* _Quoted text_
--- begin ---

Then we make use of the **DBIO** class:

In [None]:
from tsio import DBIO

db = DBIO(host_address="localhost", db_name="test", collection_name="test")

# Writing to the database.
db.write(timeseries)

In [None]:
# Selecting from database based on attributes.
ts_selection = db.select(ISSUE_DATE=pd.to_datetime("2018-01-01"))
print(ts_selection)
print("Type of the returned object: " + str(type(ts_selection)))

The 'select' operation above actually returns a TimeSeriesCollection object. This object is basically an
OrderedDict of TimeSeries objects, indexed by names (the ts_name attribute of each TimeSeries).

**Note**: This means that TimeSeries with the same ts_name should not be added to the same TimeSeriesCollection,
unless you want to replace the existent TimeSeries.

In [None]:
# A TimeSeriesCollection behaves like an iterable of TimeSeries:
for ts in ts_selection:
    print(ts)

### Note:

In the result above, you can see that the "select" method returns a time series collection, but the time series
contained in it are empty. It retrieves the names of the time series, but not their content. To do this, we must
**read** the time series collection.

In [None]:
# Reading the selection.
db.read(ts_selection)
for ts in ts_selection:
    print(ts)

### Note:

If you run the above cell twice, you may notice that a "LAST_USE" attribute was added to the time series. This is by default, because some of the plugins we have implemented rely on this. The "LAST_USE" attribute represents the last date (GMT) when the time series was read or written. Maybe in the future we may add a kill-switch for this behaviour.

In [None]:
# Now let us add some other time series to our database.
timeseries2 = TimeSeries("Second Example Time Series")
timeseries2.update_attributes(
    {"TYPE": "TEST",
     "CODE": "000002"
    }
)
timeseries2.update_values(
    pd.Series(index=dates,  # The dates we used when defining the first timeseries.
             data=[10, 11, 12])
)

timeseries3 = TimeSeries("Third Example Time Series")

--- end ---

* _Goal_
Translate this sentence from the DBIO tutorial into Spanish: "This object is basically an OrderedDict of TimeSeries objects, indexed by names (the ts_name attribute of each TimeSeries)."

[Rows from a layout dataset]
--- begin ---

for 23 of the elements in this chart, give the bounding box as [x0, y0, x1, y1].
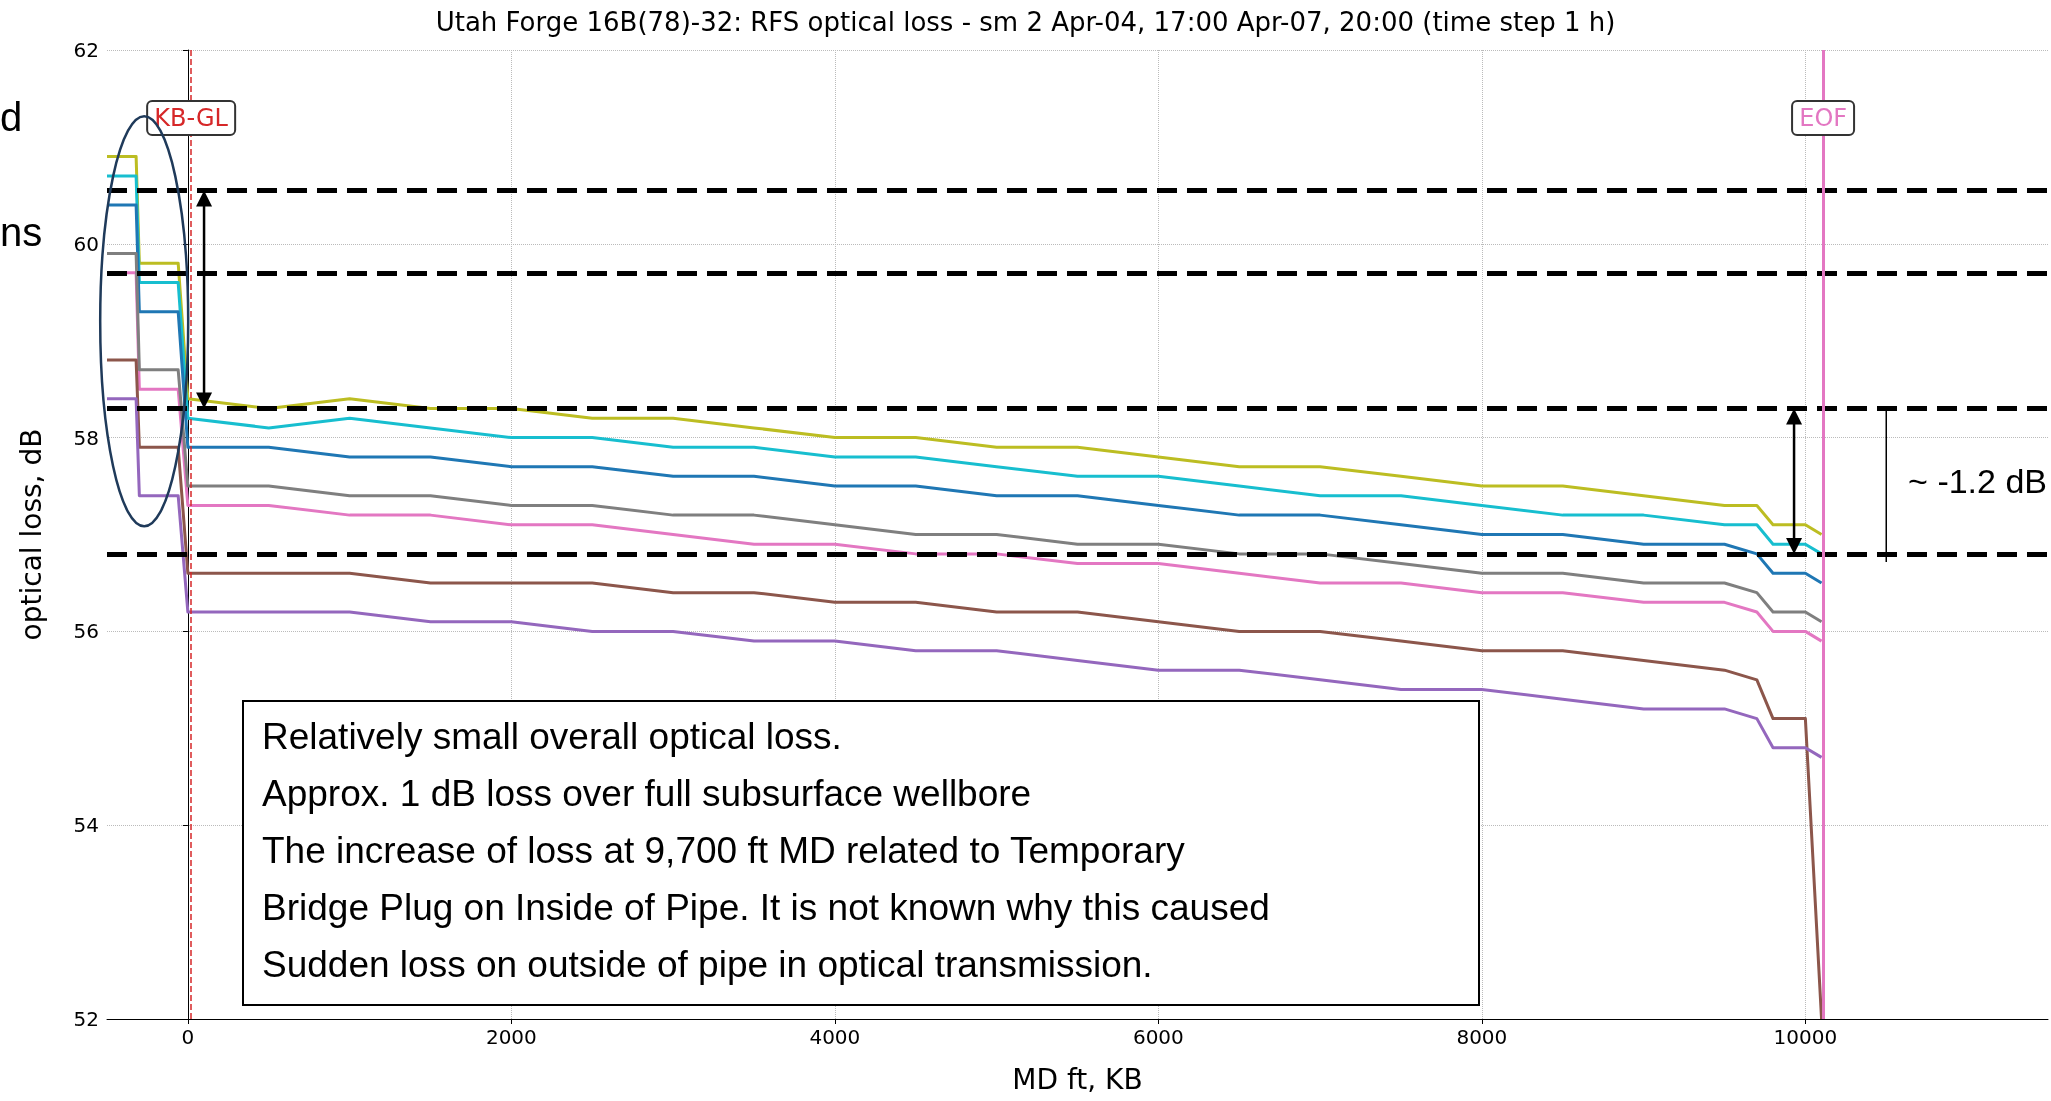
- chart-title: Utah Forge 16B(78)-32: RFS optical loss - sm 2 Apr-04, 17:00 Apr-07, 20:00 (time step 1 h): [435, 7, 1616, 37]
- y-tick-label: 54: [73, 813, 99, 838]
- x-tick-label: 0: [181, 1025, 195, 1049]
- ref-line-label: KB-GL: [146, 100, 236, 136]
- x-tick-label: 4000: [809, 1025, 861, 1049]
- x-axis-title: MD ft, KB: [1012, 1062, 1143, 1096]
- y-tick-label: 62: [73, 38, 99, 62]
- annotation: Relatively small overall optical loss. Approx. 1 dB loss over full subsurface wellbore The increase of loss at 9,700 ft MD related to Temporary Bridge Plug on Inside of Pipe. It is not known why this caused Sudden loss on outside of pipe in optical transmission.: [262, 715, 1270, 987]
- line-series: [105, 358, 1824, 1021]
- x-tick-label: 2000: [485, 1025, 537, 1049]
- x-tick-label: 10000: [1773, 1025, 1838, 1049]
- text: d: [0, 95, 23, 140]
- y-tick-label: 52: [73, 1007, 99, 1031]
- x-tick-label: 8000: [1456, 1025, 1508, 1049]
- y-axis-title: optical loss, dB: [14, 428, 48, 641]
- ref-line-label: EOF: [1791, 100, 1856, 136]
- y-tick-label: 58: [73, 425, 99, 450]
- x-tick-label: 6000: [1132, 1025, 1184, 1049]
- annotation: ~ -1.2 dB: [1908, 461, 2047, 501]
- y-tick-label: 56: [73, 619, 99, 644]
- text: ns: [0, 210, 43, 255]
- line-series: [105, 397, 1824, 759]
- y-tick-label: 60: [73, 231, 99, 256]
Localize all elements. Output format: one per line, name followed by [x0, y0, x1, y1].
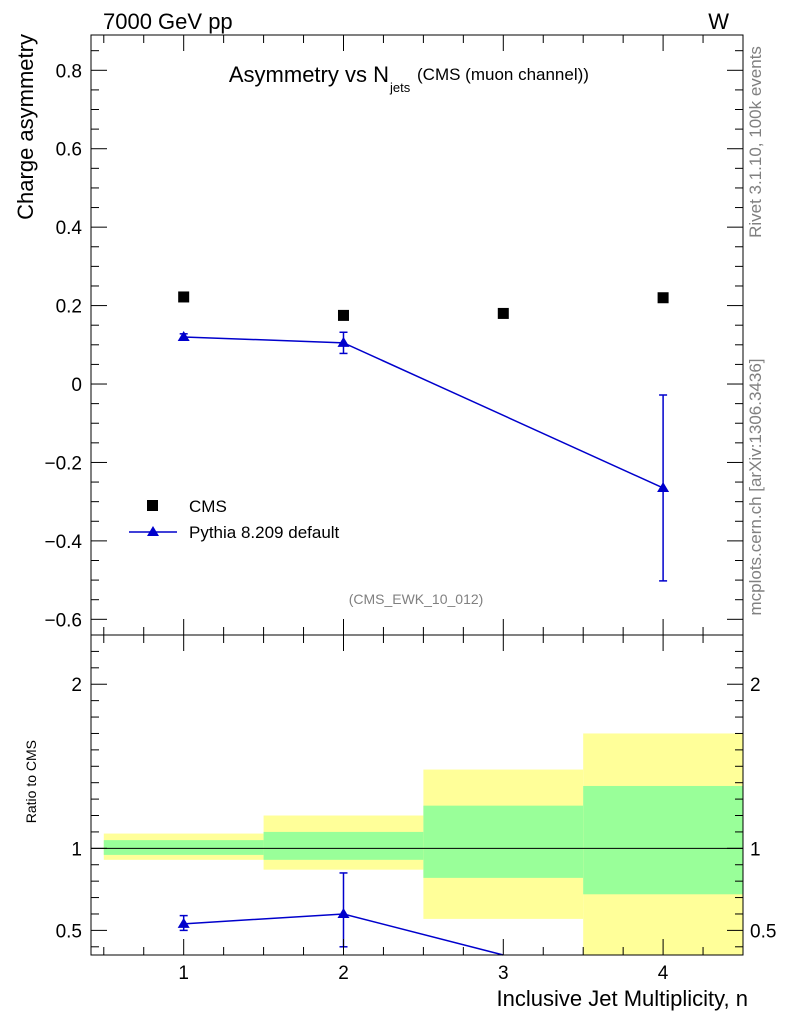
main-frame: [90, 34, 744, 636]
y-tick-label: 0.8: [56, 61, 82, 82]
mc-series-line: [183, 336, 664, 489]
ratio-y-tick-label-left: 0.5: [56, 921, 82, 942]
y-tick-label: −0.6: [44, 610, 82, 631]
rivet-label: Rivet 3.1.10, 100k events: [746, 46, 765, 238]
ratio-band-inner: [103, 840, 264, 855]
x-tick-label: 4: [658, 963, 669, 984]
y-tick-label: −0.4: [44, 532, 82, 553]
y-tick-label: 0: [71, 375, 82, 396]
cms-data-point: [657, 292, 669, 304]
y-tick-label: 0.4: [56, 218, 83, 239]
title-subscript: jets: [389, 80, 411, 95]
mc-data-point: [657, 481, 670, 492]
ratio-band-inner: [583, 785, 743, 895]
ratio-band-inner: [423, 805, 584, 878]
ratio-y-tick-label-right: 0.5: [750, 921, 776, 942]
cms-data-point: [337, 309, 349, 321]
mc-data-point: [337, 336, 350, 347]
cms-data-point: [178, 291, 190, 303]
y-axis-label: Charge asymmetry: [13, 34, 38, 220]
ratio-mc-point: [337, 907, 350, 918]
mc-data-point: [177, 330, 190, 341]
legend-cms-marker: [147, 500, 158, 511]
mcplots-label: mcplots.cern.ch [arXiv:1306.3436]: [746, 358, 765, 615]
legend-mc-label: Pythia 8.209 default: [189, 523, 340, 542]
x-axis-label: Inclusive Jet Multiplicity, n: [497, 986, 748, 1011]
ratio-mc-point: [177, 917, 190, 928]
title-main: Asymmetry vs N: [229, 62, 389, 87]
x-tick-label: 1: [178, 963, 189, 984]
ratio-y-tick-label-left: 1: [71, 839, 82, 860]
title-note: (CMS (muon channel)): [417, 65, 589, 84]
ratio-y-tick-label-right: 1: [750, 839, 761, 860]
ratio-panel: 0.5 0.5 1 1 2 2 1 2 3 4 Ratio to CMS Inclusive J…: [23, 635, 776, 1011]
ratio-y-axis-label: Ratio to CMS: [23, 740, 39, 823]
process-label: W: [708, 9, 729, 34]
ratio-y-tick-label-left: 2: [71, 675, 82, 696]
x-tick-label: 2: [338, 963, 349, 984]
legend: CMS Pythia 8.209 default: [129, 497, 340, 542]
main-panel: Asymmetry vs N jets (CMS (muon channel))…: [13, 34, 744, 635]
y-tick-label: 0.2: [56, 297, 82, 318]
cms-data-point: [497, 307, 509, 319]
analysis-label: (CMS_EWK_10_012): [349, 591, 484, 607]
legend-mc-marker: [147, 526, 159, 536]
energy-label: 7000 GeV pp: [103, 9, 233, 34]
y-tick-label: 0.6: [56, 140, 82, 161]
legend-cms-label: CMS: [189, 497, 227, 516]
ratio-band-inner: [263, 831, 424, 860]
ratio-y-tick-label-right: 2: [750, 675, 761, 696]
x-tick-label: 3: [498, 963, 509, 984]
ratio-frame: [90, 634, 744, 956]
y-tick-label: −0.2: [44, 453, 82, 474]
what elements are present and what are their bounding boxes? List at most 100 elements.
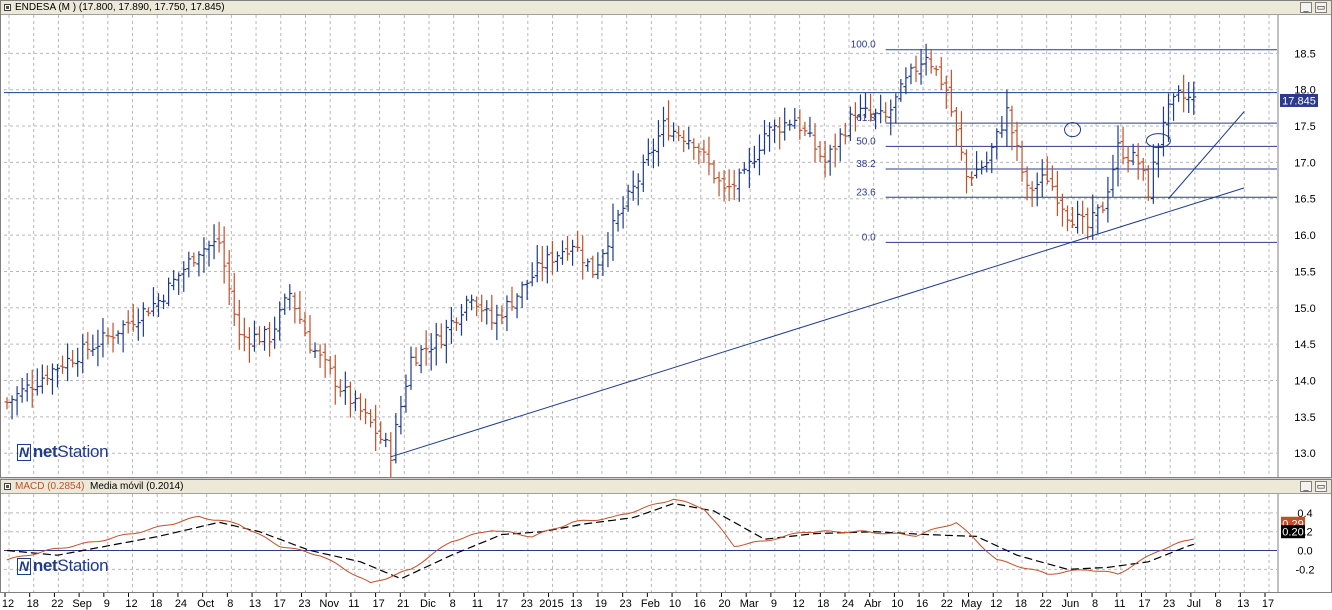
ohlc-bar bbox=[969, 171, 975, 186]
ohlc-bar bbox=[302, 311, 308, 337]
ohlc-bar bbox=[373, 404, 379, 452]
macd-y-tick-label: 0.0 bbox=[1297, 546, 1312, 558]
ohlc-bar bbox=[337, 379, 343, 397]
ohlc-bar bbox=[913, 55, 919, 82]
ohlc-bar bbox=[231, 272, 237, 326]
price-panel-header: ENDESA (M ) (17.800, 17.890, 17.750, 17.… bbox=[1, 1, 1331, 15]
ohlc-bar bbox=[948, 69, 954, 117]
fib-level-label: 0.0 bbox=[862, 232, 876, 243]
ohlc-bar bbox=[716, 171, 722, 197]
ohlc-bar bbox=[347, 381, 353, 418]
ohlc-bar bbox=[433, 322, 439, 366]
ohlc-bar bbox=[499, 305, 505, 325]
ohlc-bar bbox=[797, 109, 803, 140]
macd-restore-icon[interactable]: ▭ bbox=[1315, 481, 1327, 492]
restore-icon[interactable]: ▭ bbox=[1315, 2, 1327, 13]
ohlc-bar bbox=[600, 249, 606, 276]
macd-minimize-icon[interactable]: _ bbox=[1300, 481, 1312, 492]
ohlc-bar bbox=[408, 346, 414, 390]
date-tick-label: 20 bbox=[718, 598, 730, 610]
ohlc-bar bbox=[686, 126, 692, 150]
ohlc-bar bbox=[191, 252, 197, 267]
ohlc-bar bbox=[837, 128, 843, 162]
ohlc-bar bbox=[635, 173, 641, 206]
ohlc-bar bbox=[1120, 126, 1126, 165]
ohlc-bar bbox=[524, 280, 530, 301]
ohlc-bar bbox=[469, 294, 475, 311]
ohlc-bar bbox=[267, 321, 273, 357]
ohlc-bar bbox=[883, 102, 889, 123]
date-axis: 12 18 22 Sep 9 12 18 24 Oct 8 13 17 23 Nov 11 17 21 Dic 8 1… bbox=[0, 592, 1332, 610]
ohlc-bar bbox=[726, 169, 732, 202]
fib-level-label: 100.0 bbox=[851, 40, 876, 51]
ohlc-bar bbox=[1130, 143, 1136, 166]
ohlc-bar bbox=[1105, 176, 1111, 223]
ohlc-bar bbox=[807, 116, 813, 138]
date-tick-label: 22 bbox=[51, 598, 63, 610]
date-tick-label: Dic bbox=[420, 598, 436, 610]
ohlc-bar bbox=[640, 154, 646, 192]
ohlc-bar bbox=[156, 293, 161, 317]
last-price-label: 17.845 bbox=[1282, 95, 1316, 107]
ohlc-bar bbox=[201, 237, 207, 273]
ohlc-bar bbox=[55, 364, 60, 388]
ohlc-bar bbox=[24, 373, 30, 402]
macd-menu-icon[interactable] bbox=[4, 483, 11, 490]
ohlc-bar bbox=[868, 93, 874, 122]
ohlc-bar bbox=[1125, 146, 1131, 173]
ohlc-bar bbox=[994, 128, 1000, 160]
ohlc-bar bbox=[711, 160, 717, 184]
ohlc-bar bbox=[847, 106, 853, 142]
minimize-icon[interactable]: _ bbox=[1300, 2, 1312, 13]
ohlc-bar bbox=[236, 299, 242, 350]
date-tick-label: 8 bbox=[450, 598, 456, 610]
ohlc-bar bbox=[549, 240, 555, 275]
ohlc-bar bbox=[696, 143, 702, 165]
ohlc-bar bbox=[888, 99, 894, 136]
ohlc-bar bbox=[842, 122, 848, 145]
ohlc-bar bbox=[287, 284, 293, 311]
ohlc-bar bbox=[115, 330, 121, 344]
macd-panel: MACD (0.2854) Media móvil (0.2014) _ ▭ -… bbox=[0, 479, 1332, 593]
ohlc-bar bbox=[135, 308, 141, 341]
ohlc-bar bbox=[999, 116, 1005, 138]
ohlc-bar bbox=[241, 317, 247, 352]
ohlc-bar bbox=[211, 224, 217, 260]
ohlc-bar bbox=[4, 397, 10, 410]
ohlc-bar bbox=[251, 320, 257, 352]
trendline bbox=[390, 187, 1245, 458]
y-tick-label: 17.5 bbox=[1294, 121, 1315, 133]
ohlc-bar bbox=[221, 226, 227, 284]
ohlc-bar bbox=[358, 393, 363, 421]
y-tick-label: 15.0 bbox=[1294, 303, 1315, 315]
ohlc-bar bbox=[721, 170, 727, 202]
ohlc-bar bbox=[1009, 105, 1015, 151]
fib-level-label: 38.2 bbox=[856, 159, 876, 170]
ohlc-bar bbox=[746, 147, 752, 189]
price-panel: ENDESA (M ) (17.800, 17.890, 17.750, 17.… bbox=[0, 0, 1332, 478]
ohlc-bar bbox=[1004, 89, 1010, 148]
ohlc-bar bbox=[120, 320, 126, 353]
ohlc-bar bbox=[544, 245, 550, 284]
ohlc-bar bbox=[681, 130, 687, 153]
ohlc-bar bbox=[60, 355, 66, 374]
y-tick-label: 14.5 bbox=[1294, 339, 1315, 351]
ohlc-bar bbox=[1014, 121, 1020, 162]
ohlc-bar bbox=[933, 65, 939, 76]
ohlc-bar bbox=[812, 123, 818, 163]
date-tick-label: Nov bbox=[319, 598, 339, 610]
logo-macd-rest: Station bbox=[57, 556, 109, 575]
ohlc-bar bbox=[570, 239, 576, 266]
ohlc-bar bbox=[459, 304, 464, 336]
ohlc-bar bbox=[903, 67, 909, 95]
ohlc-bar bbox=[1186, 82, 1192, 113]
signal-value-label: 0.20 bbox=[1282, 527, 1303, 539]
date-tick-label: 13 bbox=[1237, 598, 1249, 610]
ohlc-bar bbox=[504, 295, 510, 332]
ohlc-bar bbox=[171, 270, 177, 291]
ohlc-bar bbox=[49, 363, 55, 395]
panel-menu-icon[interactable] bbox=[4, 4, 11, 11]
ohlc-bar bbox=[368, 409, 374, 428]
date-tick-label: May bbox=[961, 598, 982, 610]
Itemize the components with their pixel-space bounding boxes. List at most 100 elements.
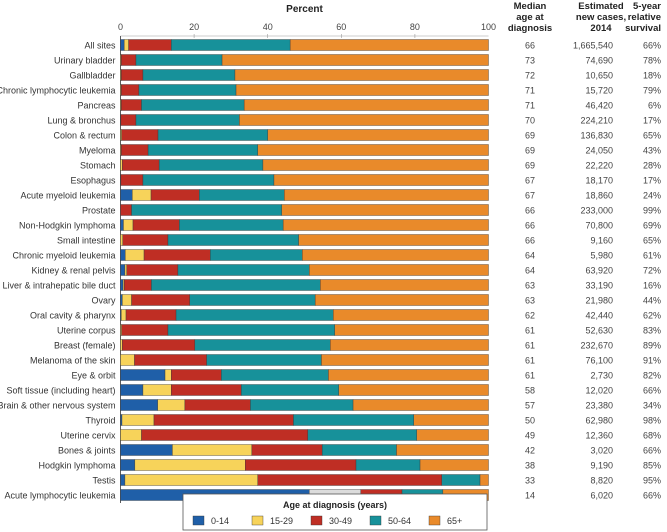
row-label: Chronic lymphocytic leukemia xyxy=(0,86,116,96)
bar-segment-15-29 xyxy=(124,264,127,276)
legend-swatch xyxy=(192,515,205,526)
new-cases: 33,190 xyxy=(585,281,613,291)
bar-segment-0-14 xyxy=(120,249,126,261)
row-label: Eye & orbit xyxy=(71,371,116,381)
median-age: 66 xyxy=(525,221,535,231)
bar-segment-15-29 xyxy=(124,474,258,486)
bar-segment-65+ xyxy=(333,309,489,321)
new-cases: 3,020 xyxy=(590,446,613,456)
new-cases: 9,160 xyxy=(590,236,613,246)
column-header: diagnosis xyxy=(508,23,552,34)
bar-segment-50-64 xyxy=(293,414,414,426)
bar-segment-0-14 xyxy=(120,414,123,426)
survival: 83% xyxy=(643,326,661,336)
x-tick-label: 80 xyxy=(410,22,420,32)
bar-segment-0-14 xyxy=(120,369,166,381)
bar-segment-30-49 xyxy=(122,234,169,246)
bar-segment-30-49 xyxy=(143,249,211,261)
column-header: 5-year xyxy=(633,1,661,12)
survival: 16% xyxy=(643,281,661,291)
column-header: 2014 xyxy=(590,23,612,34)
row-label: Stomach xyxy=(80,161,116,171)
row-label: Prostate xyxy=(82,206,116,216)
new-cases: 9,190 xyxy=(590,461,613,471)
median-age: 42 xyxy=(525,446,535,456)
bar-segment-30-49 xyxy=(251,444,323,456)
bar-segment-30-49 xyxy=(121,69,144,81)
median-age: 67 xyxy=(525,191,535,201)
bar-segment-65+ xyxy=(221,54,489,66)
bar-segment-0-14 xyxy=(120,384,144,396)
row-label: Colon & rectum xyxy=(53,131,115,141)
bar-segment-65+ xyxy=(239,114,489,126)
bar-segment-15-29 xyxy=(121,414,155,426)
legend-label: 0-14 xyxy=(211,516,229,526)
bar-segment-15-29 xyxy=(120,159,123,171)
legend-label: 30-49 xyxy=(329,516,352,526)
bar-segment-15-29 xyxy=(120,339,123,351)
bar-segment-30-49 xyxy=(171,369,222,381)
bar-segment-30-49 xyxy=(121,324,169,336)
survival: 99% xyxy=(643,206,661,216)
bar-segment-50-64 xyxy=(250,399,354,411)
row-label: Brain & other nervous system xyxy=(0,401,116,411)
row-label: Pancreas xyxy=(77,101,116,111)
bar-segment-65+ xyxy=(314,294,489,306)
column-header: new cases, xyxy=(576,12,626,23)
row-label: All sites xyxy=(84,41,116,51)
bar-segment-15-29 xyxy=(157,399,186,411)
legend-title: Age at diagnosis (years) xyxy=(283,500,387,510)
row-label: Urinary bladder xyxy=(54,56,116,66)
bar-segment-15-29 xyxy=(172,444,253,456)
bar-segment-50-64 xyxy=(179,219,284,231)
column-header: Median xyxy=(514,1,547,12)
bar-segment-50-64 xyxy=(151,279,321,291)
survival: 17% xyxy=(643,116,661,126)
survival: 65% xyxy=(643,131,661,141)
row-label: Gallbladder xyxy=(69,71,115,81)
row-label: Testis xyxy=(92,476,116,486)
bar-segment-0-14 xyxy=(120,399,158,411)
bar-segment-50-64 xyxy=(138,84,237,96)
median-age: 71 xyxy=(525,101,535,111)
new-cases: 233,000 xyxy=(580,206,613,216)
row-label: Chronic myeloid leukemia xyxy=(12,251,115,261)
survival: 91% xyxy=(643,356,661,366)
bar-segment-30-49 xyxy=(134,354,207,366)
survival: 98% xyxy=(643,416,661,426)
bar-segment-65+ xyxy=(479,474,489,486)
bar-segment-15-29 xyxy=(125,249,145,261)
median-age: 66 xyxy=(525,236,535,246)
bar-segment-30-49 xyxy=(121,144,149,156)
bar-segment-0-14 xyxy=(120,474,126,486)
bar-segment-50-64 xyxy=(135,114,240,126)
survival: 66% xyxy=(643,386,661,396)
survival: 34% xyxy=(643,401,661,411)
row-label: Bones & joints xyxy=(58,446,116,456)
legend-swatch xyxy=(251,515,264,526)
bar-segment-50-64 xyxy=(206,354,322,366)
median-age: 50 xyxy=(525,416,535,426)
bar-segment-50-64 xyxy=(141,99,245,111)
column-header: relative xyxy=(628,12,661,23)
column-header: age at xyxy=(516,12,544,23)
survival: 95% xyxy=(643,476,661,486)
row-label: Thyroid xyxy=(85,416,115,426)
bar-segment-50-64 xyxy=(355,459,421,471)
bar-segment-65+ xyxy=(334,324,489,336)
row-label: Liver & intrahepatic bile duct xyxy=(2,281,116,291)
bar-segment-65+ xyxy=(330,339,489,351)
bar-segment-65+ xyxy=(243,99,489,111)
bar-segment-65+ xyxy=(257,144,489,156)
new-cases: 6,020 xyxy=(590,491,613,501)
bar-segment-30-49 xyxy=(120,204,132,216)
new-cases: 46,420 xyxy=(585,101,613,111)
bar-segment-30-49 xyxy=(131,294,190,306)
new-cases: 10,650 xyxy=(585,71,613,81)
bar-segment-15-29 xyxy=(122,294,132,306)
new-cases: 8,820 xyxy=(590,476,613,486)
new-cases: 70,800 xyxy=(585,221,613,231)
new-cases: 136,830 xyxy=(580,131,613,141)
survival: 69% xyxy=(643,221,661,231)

--- end ---

* _Reply_
Este objeto es básicamente un OrderedDict de objetos TimeSeries, indexados por nombres (el atributo ts_name de cada TimeSeries).